== Items

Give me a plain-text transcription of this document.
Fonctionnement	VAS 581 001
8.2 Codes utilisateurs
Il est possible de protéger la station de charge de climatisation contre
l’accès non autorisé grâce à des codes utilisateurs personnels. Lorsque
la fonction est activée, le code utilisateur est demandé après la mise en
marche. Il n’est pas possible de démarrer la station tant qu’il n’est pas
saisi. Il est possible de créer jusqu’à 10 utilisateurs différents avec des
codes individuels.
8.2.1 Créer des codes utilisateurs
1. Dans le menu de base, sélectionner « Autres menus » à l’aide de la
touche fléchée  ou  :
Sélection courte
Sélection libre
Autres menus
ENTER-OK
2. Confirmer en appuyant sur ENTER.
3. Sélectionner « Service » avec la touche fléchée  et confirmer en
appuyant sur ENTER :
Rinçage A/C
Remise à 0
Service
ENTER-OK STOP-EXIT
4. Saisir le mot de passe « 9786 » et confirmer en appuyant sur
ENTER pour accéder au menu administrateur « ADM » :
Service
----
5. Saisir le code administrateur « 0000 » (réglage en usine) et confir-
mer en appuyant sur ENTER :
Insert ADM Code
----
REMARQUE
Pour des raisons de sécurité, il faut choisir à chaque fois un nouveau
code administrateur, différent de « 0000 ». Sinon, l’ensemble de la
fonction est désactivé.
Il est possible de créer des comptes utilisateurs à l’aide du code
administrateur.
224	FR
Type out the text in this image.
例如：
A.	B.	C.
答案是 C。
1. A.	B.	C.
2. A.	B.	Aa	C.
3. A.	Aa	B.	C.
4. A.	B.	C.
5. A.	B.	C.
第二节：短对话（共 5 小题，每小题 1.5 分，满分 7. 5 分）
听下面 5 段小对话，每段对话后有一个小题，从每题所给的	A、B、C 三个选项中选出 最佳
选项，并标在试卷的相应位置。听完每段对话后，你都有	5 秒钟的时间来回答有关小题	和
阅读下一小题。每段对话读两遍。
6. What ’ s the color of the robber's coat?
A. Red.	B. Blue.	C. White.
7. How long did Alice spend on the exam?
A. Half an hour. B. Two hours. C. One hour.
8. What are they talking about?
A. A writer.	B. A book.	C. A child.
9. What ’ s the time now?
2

====

## Task description:
Count the lines in the material above where the string "avec" appears, then state only that count.

## Response to this exercise:
2